DATA PROVIDED>
-- BEGIN --

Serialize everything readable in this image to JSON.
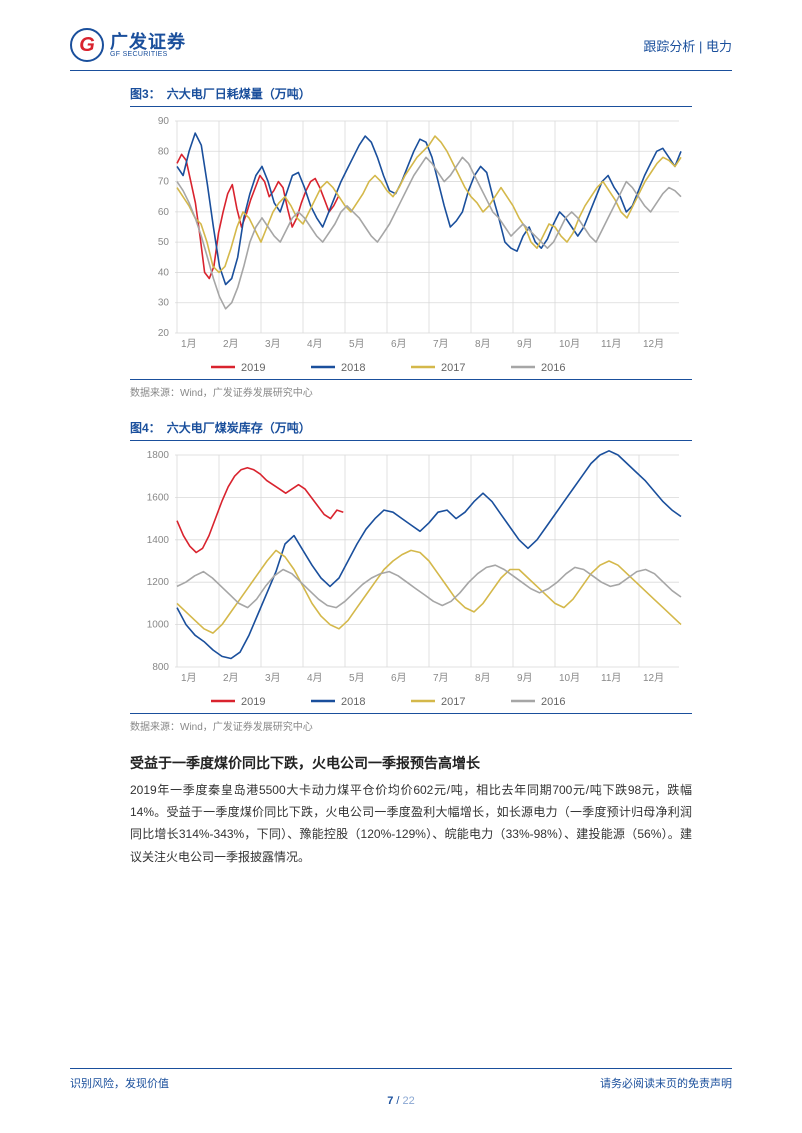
{
  "header": {
    "logo_cn": "广发证券",
    "logo_en": "GF SECURITIES",
    "right": "跟踪分析 | 电力"
  },
  "chart3": {
    "type": "line",
    "label": "图3：",
    "title": "六大电厂日耗煤量（万吨）",
    "source": "数据来源：Wind，广发证券发展研究中心",
    "x_labels": [
      "1月",
      "2月",
      "3月",
      "4月",
      "5月",
      "6月",
      "7月",
      "8月",
      "9月",
      "10月",
      "11月",
      "12月"
    ],
    "ylim": [
      20,
      90
    ],
    "yticks": [
      20,
      30,
      40,
      50,
      60,
      70,
      80,
      90
    ],
    "grid_color": "#d9d9d9",
    "background_color": "#ffffff",
    "legend_items": [
      {
        "label": "2019",
        "color": "#d9232e"
      },
      {
        "label": "2018",
        "color": "#1a4f9c"
      },
      {
        "label": "2017",
        "color": "#d4b84a"
      },
      {
        "label": "2016",
        "color": "#a6a6a6"
      }
    ],
    "series": {
      "2019": [
        76,
        79,
        77,
        70,
        63,
        52,
        40,
        38,
        42,
        53,
        60,
        66,
        69,
        61,
        55,
        59,
        64,
        68,
        72,
        70,
        65,
        67,
        70,
        68,
        61,
        55,
        58,
        63,
        67,
        70,
        71,
        68,
        64,
        60,
        62,
        65
      ],
      "2018": [
        75,
        72,
        80,
        86,
        82,
        69,
        55,
        42,
        36,
        38,
        45,
        58,
        66,
        72,
        75,
        70,
        63,
        60,
        66,
        72,
        73,
        68,
        62,
        58,
        55,
        60,
        65,
        70,
        74,
        78,
        82,
        85,
        83,
        78,
        72,
        67,
        66,
        70,
        75,
        80,
        84,
        83,
        78,
        70,
        62,
        55,
        57,
        60,
        67,
        72,
        75,
        73,
        65,
        58,
        50,
        48,
        47,
        52,
        55,
        50,
        48,
        51,
        56,
        60,
        58,
        55,
        52,
        55,
        60,
        65,
        70,
        72,
        68,
        65,
        60,
        62,
        67,
        72,
        76,
        80,
        81,
        78,
        75,
        80
      ],
      "2017": [
        68,
        65,
        62,
        58,
        56,
        50,
        42,
        40,
        42,
        48,
        55,
        60,
        58,
        54,
        50,
        55,
        60,
        63,
        65,
        62,
        58,
        56,
        60,
        64,
        68,
        70,
        68,
        65,
        62,
        60,
        63,
        66,
        70,
        72,
        70,
        67,
        65,
        68,
        72,
        75,
        78,
        80,
        82,
        85,
        83,
        80,
        76,
        72,
        68,
        65,
        63,
        60,
        62,
        65,
        68,
        65,
        62,
        58,
        55,
        50,
        48,
        52,
        56,
        55,
        52,
        50,
        53,
        58,
        62,
        65,
        68,
        70,
        67,
        64,
        60,
        58,
        62,
        66,
        70,
        73,
        76,
        78,
        77,
        75,
        78
      ],
      "2016": [
        70,
        67,
        63,
        58,
        52,
        45,
        38,
        32,
        28,
        30,
        35,
        42,
        50,
        55,
        58,
        55,
        52,
        50,
        54,
        58,
        60,
        58,
        55,
        52,
        50,
        53,
        56,
        60,
        62,
        60,
        58,
        55,
        52,
        50,
        53,
        56,
        60,
        64,
        68,
        72,
        75,
        78,
        76,
        73,
        70,
        72,
        75,
        78,
        76,
        72,
        68,
        64,
        60,
        58,
        55,
        52,
        54,
        56,
        54,
        52,
        50,
        48,
        50,
        54,
        58,
        60,
        58,
        55,
        52,
        50,
        54,
        58,
        62,
        66,
        70,
        68,
        65,
        62,
        60,
        63,
        66,
        68,
        67,
        65
      ]
    }
  },
  "chart4": {
    "type": "line",
    "label": "图4：",
    "title": "六大电厂煤炭库存（万吨）",
    "source": "数据来源：Wind，广发证券发展研究中心",
    "x_labels": [
      "1月",
      "2月",
      "3月",
      "4月",
      "5月",
      "6月",
      "7月",
      "8月",
      "9月",
      "10月",
      "11月",
      "12月"
    ],
    "ylim": [
      800,
      1800
    ],
    "yticks": [
      800,
      1000,
      1200,
      1400,
      1600,
      1800
    ],
    "grid_color": "#d9d9d9",
    "background_color": "#ffffff",
    "legend_items": [
      {
        "label": "2019",
        "color": "#d9232e"
      },
      {
        "label": "2018",
        "color": "#1a4f9c"
      },
      {
        "label": "2017",
        "color": "#d4b84a"
      },
      {
        "label": "2016",
        "color": "#a6a6a6"
      }
    ],
    "series": {
      "2019": [
        1490,
        1420,
        1370,
        1340,
        1360,
        1420,
        1500,
        1580,
        1650,
        1700,
        1730,
        1740,
        1730,
        1710,
        1680,
        1660,
        1640,
        1620,
        1640,
        1660,
        1640,
        1600,
        1560,
        1520,
        1500,
        1540,
        1530
      ],
      "2018": [
        1080,
        1000,
        950,
        920,
        880,
        850,
        840,
        870,
        950,
        1050,
        1150,
        1250,
        1380,
        1420,
        1350,
        1280,
        1220,
        1180,
        1220,
        1300,
        1380,
        1450,
        1500,
        1540,
        1530,
        1500,
        1470,
        1440,
        1480,
        1530,
        1540,
        1500,
        1530,
        1580,
        1620,
        1580,
        1520,
        1460,
        1400,
        1360,
        1400,
        1460,
        1520,
        1580,
        1640,
        1700,
        1760,
        1800,
        1820,
        1800,
        1760,
        1720,
        1680,
        1630,
        1580,
        1540,
        1510
      ],
      "2017": [
        1100,
        1060,
        1020,
        980,
        960,
        1000,
        1060,
        1120,
        1180,
        1240,
        1300,
        1350,
        1320,
        1260,
        1180,
        1100,
        1040,
        1000,
        980,
        1020,
        1080,
        1140,
        1200,
        1260,
        1300,
        1330,
        1350,
        1340,
        1300,
        1240,
        1180,
        1120,
        1080,
        1060,
        1100,
        1160,
        1220,
        1260,
        1260,
        1220,
        1180,
        1140,
        1100,
        1080,
        1120,
        1180,
        1240,
        1280,
        1300,
        1280,
        1240,
        1200,
        1160,
        1120,
        1080,
        1040,
        1000
      ],
      "2016": [
        1180,
        1200,
        1230,
        1250,
        1220,
        1180,
        1140,
        1100,
        1080,
        1120,
        1180,
        1230,
        1260,
        1240,
        1200,
        1160,
        1120,
        1090,
        1080,
        1110,
        1150,
        1190,
        1220,
        1240,
        1250,
        1230,
        1200,
        1170,
        1140,
        1110,
        1090,
        1110,
        1150,
        1200,
        1240,
        1270,
        1280,
        1260,
        1230,
        1200,
        1170,
        1150,
        1170,
        1200,
        1240,
        1270,
        1260,
        1230,
        1200,
        1180,
        1190,
        1220,
        1250,
        1260,
        1240,
        1200,
        1160,
        1130
      ]
    }
  },
  "section": {
    "heading": "受益于一季度煤价同比下跌，火电公司一季报预告高增长",
    "body": "2019年一季度秦皇岛港5500大卡动力煤平仓价均价602元/吨，相比去年同期700元/吨下跌98元，跌幅14%。受益于一季度煤价同比下跌，火电公司一季度盈利大幅增长，如长源电力（一季度预计归母净利润同比增长314%-343%，下同）、豫能控股（120%-129%）、皖能电力（33%-98%）、建投能源（56%）。建议关注火电公司一季报披露情况。"
  },
  "footer": {
    "left": "识别风险，发现价值",
    "right": "请务必阅读末页的免责声明",
    "page_current": "7",
    "page_sep": " / ",
    "page_total": "22"
  }
}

-- END --

TASK REQUIREMENTS>
Reproduce the data word for word, excluding its pictures.

ANSWER TO THIS PROBLEM>
Serialize everything readable in this image to JSON.
{
  "header": {
    "logo_cn": "广发证券",
    "logo_en": "GF SECURITIES",
    "right": "跟踪分析 | 电力"
  },
  "chart3": {
    "type": "line",
    "label": "图3：",
    "title": "六大电厂日耗煤量（万吨）",
    "source": "数据来源：Wind，广发证券发展研究中心",
    "x_labels": [
      "1月",
      "2月",
      "3月",
      "4月",
      "5月",
      "6月",
      "7月",
      "8月",
      "9月",
      "10月",
      "11月",
      "12月"
    ],
    "ylim": [
      20,
      90
    ],
    "yticks": [
      20,
      30,
      40,
      50,
      60,
      70,
      80,
      90
    ],
    "grid_color": "#d9d9d9",
    "background_color": "#ffffff",
    "legend_items": [
      {
        "label": "2019",
        "color": "#d9232e"
      },
      {
        "label": "2018",
        "color": "#1a4f9c"
      },
      {
        "label": "2017",
        "color": "#d4b84a"
      },
      {
        "label": "2016",
        "color": "#a6a6a6"
      }
    ],
    "series": {
      "2019": [
        76,
        79,
        77,
        70,
        63,
        52,
        40,
        38,
        42,
        53,
        60,
        66,
        69,
        61,
        55,
        59,
        64,
        68,
        72,
        70,
        65,
        67,
        70,
        68,
        61,
        55,
        58,
        63,
        67,
        70,
        71,
        68,
        64,
        60,
        62,
        65
      ],
      "2018": [
        75,
        72,
        80,
        86,
        82,
        69,
        55,
        42,
        36,
        38,
        45,
        58,
        66,
        72,
        75,
        70,
        63,
        60,
        66,
        72,
        73,
        68,
        62,
        58,
        55,
        60,
        65,
        70,
        74,
        78,
        82,
        85,
        83,
        78,
        72,
        67,
        66,
        70,
        75,
        80,
        84,
        83,
        78,
        70,
        62,
        55,
        57,
        60,
        67,
        72,
        75,
        73,
        65,
        58,
        50,
        48,
        47,
        52,
        55,
        50,
        48,
        51,
        56,
        60,
        58,
        55,
        52,
        55,
        60,
        65,
        70,
        72,
        68,
        65,
        60,
        62,
        67,
        72,
        76,
        80,
        81,
        78,
        75,
        80
      ],
      "2017": [
        68,
        65,
        62,
        58,
        56,
        50,
        42,
        40,
        42,
        48,
        55,
        60,
        58,
        54,
        50,
        55,
        60,
        63,
        65,
        62,
        58,
        56,
        60,
        64,
        68,
        70,
        68,
        65,
        62,
        60,
        63,
        66,
        70,
        72,
        70,
        67,
        65,
        68,
        72,
        75,
        78,
        80,
        82,
        85,
        83,
        80,
        76,
        72,
        68,
        65,
        63,
        60,
        62,
        65,
        68,
        65,
        62,
        58,
        55,
        50,
        48,
        52,
        56,
        55,
        52,
        50,
        53,
        58,
        62,
        65,
        68,
        70,
        67,
        64,
        60,
        58,
        62,
        66,
        70,
        73,
        76,
        78,
        77,
        75,
        78
      ],
      "2016": [
        70,
        67,
        63,
        58,
        52,
        45,
        38,
        32,
        28,
        30,
        35,
        42,
        50,
        55,
        58,
        55,
        52,
        50,
        54,
        58,
        60,
        58,
        55,
        52,
        50,
        53,
        56,
        60,
        62,
        60,
        58,
        55,
        52,
        50,
        53,
        56,
        60,
        64,
        68,
        72,
        75,
        78,
        76,
        73,
        70,
        72,
        75,
        78,
        76,
        72,
        68,
        64,
        60,
        58,
        55,
        52,
        54,
        56,
        54,
        52,
        50,
        48,
        50,
        54,
        58,
        60,
        58,
        55,
        52,
        50,
        54,
        58,
        62,
        66,
        70,
        68,
        65,
        62,
        60,
        63,
        66,
        68,
        67,
        65
      ]
    }
  },
  "chart4": {
    "type": "line",
    "label": "图4：",
    "title": "六大电厂煤炭库存（万吨）",
    "source": "数据来源：Wind，广发证券发展研究中心",
    "x_labels": [
      "1月",
      "2月",
      "3月",
      "4月",
      "5月",
      "6月",
      "7月",
      "8月",
      "9月",
      "10月",
      "11月",
      "12月"
    ],
    "ylim": [
      800,
      1800
    ],
    "yticks": [
      800,
      1000,
      1200,
      1400,
      1600,
      1800
    ],
    "grid_color": "#d9d9d9",
    "background_color": "#ffffff",
    "legend_items": [
      {
        "label": "2019",
        "color": "#d9232e"
      },
      {
        "label": "2018",
        "color": "#1a4f9c"
      },
      {
        "label": "2017",
        "color": "#d4b84a"
      },
      {
        "label": "2016",
        "color": "#a6a6a6"
      }
    ],
    "series": {
      "2019": [
        1490,
        1420,
        1370,
        1340,
        1360,
        1420,
        1500,
        1580,
        1650,
        1700,
        1730,
        1740,
        1730,
        1710,
        1680,
        1660,
        1640,
        1620,
        1640,
        1660,
        1640,
        1600,
        1560,
        1520,
        1500,
        1540,
        1530
      ],
      "2018": [
        1080,
        1000,
        950,
        920,
        880,
        850,
        840,
        870,
        950,
        1050,
        1150,
        1250,
        1380,
        1420,
        1350,
        1280,
        1220,
        1180,
        1220,
        1300,
        1380,
        1450,
        1500,
        1540,
        1530,
        1500,
        1470,
        1440,
        1480,
        1530,
        1540,
        1500,
        1530,
        1580,
        1620,
        1580,
        1520,
        1460,
        1400,
        1360,
        1400,
        1460,
        1520,
        1580,
        1640,
        1700,
        1760,
        1800,
        1820,
        1800,
        1760,
        1720,
        1680,
        1630,
        1580,
        1540,
        1510
      ],
      "2017": [
        1100,
        1060,
        1020,
        980,
        960,
        1000,
        1060,
        1120,
        1180,
        1240,
        1300,
        1350,
        1320,
        1260,
        1180,
        1100,
        1040,
        1000,
        980,
        1020,
        1080,
        1140,
        1200,
        1260,
        1300,
        1330,
        1350,
        1340,
        1300,
        1240,
        1180,
        1120,
        1080,
        1060,
        1100,
        1160,
        1220,
        1260,
        1260,
        1220,
        1180,
        1140,
        1100,
        1080,
        1120,
        1180,
        1240,
        1280,
        1300,
        1280,
        1240,
        1200,
        1160,
        1120,
        1080,
        1040,
        1000
      ],
      "2016": [
        1180,
        1200,
        1230,
        1250,
        1220,
        1180,
        1140,
        1100,
        1080,
        1120,
        1180,
        1230,
        1260,
        1240,
        1200,
        1160,
        1120,
        1090,
        1080,
        1110,
        1150,
        1190,
        1220,
        1240,
        1250,
        1230,
        1200,
        1170,
        1140,
        1110,
        1090,
        1110,
        1150,
        1200,
        1240,
        1270,
        1280,
        1260,
        1230,
        1200,
        1170,
        1150,
        1170,
        1200,
        1240,
        1270,
        1260,
        1230,
        1200,
        1180,
        1190,
        1220,
        1250,
        1260,
        1240,
        1200,
        1160,
        1130
      ]
    }
  },
  "section": {
    "heading": "受益于一季度煤价同比下跌，火电公司一季报预告高增长",
    "body": "2019年一季度秦皇岛港5500大卡动力煤平仓价均价602元/吨，相比去年同期700元/吨下跌98元，跌幅14%。受益于一季度煤价同比下跌，火电公司一季度盈利大幅增长，如长源电力（一季度预计归母净利润同比增长314%-343%，下同）、豫能控股（120%-129%）、皖能电力（33%-98%）、建投能源（56%）。建议关注火电公司一季报披露情况。"
  },
  "footer": {
    "left": "识别风险，发现价值",
    "right": "请务必阅读末页的免责声明",
    "page_current": "7",
    "page_sep": " / ",
    "page_total": "22"
  }
}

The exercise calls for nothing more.